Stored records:
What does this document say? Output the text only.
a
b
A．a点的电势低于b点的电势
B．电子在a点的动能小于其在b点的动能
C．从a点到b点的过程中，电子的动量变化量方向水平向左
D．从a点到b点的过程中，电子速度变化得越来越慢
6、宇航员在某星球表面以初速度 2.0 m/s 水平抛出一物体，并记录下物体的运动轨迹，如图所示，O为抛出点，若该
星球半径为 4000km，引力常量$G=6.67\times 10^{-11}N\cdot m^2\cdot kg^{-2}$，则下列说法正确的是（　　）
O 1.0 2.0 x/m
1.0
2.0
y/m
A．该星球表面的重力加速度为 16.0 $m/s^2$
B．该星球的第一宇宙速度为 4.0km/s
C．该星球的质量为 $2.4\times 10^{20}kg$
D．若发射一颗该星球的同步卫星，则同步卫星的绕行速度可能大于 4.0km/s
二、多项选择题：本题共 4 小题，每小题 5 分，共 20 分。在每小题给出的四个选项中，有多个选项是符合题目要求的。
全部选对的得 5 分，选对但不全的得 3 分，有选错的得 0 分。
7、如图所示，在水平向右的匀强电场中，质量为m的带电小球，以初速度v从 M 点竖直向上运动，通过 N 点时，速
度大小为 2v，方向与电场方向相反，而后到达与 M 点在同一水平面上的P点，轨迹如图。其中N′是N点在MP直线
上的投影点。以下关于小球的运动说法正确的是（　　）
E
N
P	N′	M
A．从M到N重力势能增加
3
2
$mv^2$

SHORT EXERCISE
Find every line above that contains the word "times", and return each one.

EXERCISE OUTPUT
星球半径为 4000km，引力常量$G=6.67\times 10^{-11}N\cdot m^2\cdot kg^{-2}$，则下列说法正确的是（　　）
C．该星球的质量为 $2.4\times 10^{20}kg$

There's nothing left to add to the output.